| Exercise goal |
Transcribe each of the records below line for line, without changing a single character.

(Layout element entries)
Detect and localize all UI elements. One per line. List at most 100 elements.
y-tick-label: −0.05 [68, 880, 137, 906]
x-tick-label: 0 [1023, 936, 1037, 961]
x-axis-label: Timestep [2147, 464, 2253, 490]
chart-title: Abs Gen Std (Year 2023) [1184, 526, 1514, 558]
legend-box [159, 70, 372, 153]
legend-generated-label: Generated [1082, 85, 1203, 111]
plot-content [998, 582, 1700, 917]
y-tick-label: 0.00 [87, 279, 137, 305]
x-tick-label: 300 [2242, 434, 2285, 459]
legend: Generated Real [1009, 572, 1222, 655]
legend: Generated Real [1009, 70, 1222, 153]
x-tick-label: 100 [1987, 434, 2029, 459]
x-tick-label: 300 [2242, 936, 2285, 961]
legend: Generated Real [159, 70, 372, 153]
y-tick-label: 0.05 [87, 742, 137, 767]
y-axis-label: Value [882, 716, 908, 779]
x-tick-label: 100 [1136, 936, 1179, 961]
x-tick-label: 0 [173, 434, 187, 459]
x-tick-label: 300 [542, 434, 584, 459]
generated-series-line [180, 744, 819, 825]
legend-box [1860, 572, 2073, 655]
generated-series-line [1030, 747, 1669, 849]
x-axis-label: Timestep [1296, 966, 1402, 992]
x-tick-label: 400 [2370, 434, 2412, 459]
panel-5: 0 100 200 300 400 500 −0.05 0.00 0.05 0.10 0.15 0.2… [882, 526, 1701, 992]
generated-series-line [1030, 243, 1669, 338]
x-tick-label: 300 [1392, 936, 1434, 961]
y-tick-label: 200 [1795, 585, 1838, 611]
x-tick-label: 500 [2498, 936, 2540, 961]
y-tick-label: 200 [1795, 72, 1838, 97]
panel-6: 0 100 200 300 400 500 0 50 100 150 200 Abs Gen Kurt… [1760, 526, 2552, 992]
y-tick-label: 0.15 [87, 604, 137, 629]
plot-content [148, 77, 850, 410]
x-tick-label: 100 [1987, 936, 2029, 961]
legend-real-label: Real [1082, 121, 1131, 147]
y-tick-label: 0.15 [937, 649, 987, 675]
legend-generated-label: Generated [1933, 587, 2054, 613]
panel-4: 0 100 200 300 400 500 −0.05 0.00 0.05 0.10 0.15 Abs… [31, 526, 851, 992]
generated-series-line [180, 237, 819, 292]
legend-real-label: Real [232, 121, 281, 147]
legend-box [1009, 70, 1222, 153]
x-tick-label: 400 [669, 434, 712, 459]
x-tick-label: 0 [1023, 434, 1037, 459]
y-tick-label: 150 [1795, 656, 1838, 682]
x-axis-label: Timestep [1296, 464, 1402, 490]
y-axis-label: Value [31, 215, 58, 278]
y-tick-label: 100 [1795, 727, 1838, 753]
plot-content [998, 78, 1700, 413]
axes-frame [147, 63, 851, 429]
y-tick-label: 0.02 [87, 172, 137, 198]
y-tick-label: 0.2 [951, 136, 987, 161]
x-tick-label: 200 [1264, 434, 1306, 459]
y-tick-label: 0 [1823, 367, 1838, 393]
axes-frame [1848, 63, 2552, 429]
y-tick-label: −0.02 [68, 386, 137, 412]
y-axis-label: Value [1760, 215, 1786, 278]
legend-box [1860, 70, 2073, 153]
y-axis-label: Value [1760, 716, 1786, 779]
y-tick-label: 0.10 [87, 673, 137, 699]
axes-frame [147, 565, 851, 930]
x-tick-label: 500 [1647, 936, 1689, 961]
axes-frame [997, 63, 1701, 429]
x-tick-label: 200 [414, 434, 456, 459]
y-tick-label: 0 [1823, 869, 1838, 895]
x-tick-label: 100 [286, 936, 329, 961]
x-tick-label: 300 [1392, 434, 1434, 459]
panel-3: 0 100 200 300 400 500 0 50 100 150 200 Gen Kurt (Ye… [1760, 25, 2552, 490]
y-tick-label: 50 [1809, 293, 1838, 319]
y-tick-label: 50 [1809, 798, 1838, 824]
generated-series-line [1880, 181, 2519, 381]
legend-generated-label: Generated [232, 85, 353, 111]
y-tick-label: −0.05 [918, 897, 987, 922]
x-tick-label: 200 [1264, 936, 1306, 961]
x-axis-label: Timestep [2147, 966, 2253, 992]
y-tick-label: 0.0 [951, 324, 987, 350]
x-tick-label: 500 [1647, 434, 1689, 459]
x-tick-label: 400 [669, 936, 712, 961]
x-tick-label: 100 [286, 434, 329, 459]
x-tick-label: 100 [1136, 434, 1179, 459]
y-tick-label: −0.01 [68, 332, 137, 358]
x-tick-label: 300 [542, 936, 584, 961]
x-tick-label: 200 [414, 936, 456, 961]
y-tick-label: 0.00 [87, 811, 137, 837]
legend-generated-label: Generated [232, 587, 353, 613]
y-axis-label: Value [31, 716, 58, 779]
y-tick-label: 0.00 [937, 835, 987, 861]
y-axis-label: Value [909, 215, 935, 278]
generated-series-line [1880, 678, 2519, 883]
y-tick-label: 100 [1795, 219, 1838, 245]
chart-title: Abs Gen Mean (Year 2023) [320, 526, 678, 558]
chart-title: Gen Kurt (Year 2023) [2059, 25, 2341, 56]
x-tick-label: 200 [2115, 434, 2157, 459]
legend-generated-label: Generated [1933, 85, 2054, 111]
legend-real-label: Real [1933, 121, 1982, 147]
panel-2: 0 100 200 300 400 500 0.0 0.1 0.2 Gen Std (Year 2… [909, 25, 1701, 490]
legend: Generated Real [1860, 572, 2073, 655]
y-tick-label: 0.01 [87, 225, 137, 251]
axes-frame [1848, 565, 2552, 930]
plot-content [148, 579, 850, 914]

| Task output |
Detect and localize all UI elements. One per line. List at most 100 elements.
y-tick-label: −0.05 [68, 880, 137, 906]
x-tick-label: 0 [1023, 936, 1037, 961]
x-axis-label: Timestep [2147, 464, 2253, 490]
chart-title: Abs Gen Std (Year 2023) [1184, 526, 1514, 558]
legend-box [159, 70, 372, 153]
legend-generated-label: Generated [1082, 85, 1203, 111]
plot-content [998, 582, 1700, 917]
y-tick-label: 0.00 [87, 279, 137, 305]
x-tick-label: 300 [2242, 434, 2285, 459]
legend: Generated Real [1009, 572, 1222, 655]
legend: Generated Real [1009, 70, 1222, 153]
x-tick-label: 100 [1987, 434, 2029, 459]
x-tick-label: 300 [2242, 936, 2285, 961]
legend: Generated Real [159, 70, 372, 153]
y-tick-label: 0.05 [87, 742, 137, 767]
y-axis-label: Value [882, 716, 908, 779]
x-tick-label: 100 [1136, 936, 1179, 961]
x-tick-label: 0 [173, 434, 187, 459]
x-tick-label: 300 [542, 434, 584, 459]
generated-series-line [180, 744, 819, 825]
legend-box [1860, 572, 2073, 655]
generated-series-line [1030, 747, 1669, 849]
x-axis-label: Timestep [1296, 966, 1402, 992]
x-tick-label: 400 [2370, 434, 2412, 459]
panel-5: 0 100 200 300 400 500 −0.05 0.00 0.05 0.10 0.15 0.2… [882, 526, 1701, 992]
generated-series-line [1030, 243, 1669, 338]
x-tick-label: 300 [1392, 936, 1434, 961]
y-tick-label: 200 [1795, 585, 1838, 611]
x-tick-label: 500 [2498, 936, 2540, 961]
y-tick-label: 200 [1795, 72, 1838, 97]
panel-6: 0 100 200 300 400 500 0 50 100 150 200 Abs Gen Kurt… [1760, 526, 2552, 992]
y-tick-label: 0.15 [87, 604, 137, 629]
plot-content [148, 77, 850, 410]
x-tick-label: 100 [1987, 936, 2029, 961]
legend-real-label: Real [1082, 121, 1131, 147]
y-tick-label: 0.15 [937, 649, 987, 675]
legend-generated-label: Generated [1933, 587, 2054, 613]
panel-4: 0 100 200 300 400 500 −0.05 0.00 0.05 0.10 0.15 Abs… [31, 526, 851, 992]
generated-series-line [180, 237, 819, 292]
legend-real-label: Real [232, 121, 281, 147]
legend-box [1009, 70, 1222, 153]
x-tick-label: 400 [669, 434, 712, 459]
x-tick-label: 0 [1023, 434, 1037, 459]
y-tick-label: 150 [1795, 656, 1838, 682]
x-axis-label: Timestep [1296, 464, 1402, 490]
y-axis-label: Value [31, 215, 58, 278]
y-tick-label: 100 [1795, 727, 1838, 753]
plot-content [998, 78, 1700, 413]
axes-frame [147, 63, 851, 429]
y-tick-label: 0.02 [87, 172, 137, 198]
y-tick-label: 0.2 [951, 136, 987, 161]
x-tick-label: 200 [1264, 434, 1306, 459]
y-tick-label: 0 [1823, 367, 1838, 393]
axes-frame [1848, 63, 2552, 429]
y-tick-label: −0.02 [68, 386, 137, 412]
y-axis-label: Value [1760, 215, 1786, 278]
legend-box [1860, 70, 2073, 153]
y-axis-label: Value [1760, 716, 1786, 779]
y-tick-label: 0.10 [87, 673, 137, 699]
axes-frame [147, 565, 851, 930]
x-tick-label: 500 [1647, 936, 1689, 961]
axes-frame [997, 63, 1701, 429]
x-tick-label: 200 [414, 434, 456, 459]
y-tick-label: 0 [1823, 869, 1838, 895]
x-tick-label: 100 [286, 936, 329, 961]
x-tick-label: 300 [1392, 434, 1434, 459]
panel-3: 0 100 200 300 400 500 0 50 100 150 200 Gen Kurt (Ye… [1760, 25, 2552, 490]
y-tick-label: 50 [1809, 293, 1838, 319]
y-tick-label: 50 [1809, 798, 1838, 824]
generated-series-line [1880, 181, 2519, 381]
legend-generated-label: Generated [232, 85, 353, 111]
y-tick-label: −0.05 [918, 897, 987, 922]
x-tick-label: 200 [1264, 936, 1306, 961]
x-axis-label: Timestep [2147, 966, 2253, 992]
y-tick-label: 0.0 [951, 324, 987, 350]
x-tick-label: 500 [1647, 434, 1689, 459]
x-tick-label: 400 [669, 936, 712, 961]
x-tick-label: 100 [286, 434, 329, 459]
x-tick-label: 100 [1136, 434, 1179, 459]
y-tick-label: −0.01 [68, 332, 137, 358]
x-tick-label: 300 [542, 936, 584, 961]
x-tick-label: 200 [414, 936, 456, 961]
y-tick-label: 0.00 [87, 811, 137, 837]
legend-generated-label: Generated [232, 587, 353, 613]
y-axis-label: Value [31, 716, 58, 779]
y-tick-label: 0.00 [937, 835, 987, 861]
y-axis-label: Value [909, 215, 935, 278]
generated-series-line [1880, 678, 2519, 883]
y-tick-label: 100 [1795, 219, 1838, 245]
chart-title: Abs Gen Mean (Year 2023) [320, 526, 678, 558]
chart-title: Gen Kurt (Year 2023) [2059, 25, 2341, 56]
x-tick-label: 200 [2115, 434, 2157, 459]
legend-generated-label: Generated [1933, 85, 2054, 111]
legend-real-label: Real [1933, 121, 1982, 147]
panel-2: 0 100 200 300 400 500 0.0 0.1 0.2 Gen Std (Year 2… [909, 25, 1701, 490]
legend: Generated Real [1860, 572, 2073, 655]
y-tick-label: 0.01 [87, 225, 137, 251]
axes-frame [1848, 565, 2552, 930]
plot-content [148, 579, 850, 914]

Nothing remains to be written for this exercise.